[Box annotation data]

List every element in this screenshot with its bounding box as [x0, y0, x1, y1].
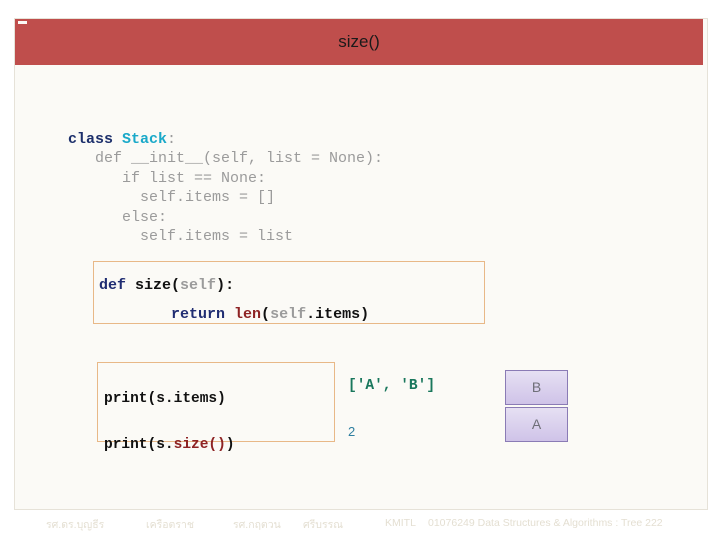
code-block-size-method: def size(self): return len(self.items) — [99, 271, 369, 329]
code-line: def __init__(self, list = None): — [68, 149, 383, 168]
footer-course: 01076249 Data Structures & Algorithms : … — [428, 517, 663, 529]
code-line: return len(self.items) — [99, 300, 369, 329]
code-line: def size(self): — [99, 271, 369, 300]
code-block-print-statements: print(s.items) print(s.size()) — [104, 376, 235, 468]
footer-institution: KMITL — [385, 517, 416, 529]
code-token: size() — [173, 437, 226, 453]
code-token: self.items = list — [68, 228, 294, 246]
footer-author-1-surname: เครือตราช — [146, 519, 195, 531]
code-token: len — [234, 306, 262, 323]
code-token: def — [99, 277, 136, 294]
code-token: ): — [216, 277, 235, 294]
code-token: print(s. — [104, 437, 174, 453]
code-line: else: — [68, 208, 383, 227]
page-title: size() — [338, 32, 380, 51]
code-token: return — [171, 306, 235, 323]
code-token: class — [68, 131, 123, 148]
slide-root: size() class Stack: def __init__(self, l… — [0, 0, 720, 540]
code-token: else: — [68, 208, 168, 226]
stack-cell-bottom: A — [505, 407, 568, 442]
code-line: print(s.size()) — [104, 422, 235, 468]
footer-author-2: รศ.กฤตวน — [233, 519, 281, 531]
code-line: print(s.items) — [104, 376, 235, 422]
code-token: ( — [261, 306, 271, 323]
code-line: if list == None: — [68, 169, 383, 188]
code-token: self — [180, 277, 217, 294]
code-token: def __init__(self, list = None): — [68, 150, 384, 168]
code-token: ) — [225, 437, 235, 453]
code-token: .items — [306, 306, 361, 323]
code-token: print(s.items) — [104, 391, 226, 407]
code-token: ) — [360, 306, 370, 323]
code-token: Stack — [122, 131, 168, 148]
code-token: if list == None: — [68, 169, 267, 187]
footer-author-1: รศ.ดร.บุญธีร — [46, 519, 105, 531]
slide-title-band: size() — [15, 19, 703, 65]
code-line: self.items = [] — [68, 188, 383, 207]
code-token: self.items = [] — [68, 189, 276, 207]
stack-cell-top: B — [505, 370, 568, 405]
code-token: ( — [171, 277, 181, 294]
code-line: class Stack: — [68, 130, 383, 149]
footer-author-2-surname: ศรีบรรณ — [303, 519, 343, 531]
code-line: self.items = list — [68, 227, 383, 246]
code-token: size — [135, 277, 172, 294]
slide-footer: รศ.ดร.บุญธีร เครือตราช รศ.กฤตวน ศรีบรรณ … — [0, 515, 720, 537]
code-token: self — [270, 306, 307, 323]
output-size-result: 2 — [348, 424, 356, 439]
output-items-result: ['A', 'B'] — [348, 378, 436, 394]
code-block-class-stack: class Stack: def __init__(self, list = N… — [68, 130, 383, 246]
code-token: : — [167, 131, 177, 148]
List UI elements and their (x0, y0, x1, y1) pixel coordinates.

* Goal:
How many lines in the entries above contain the string "block"? Reply with only the number.

* Written answer:
3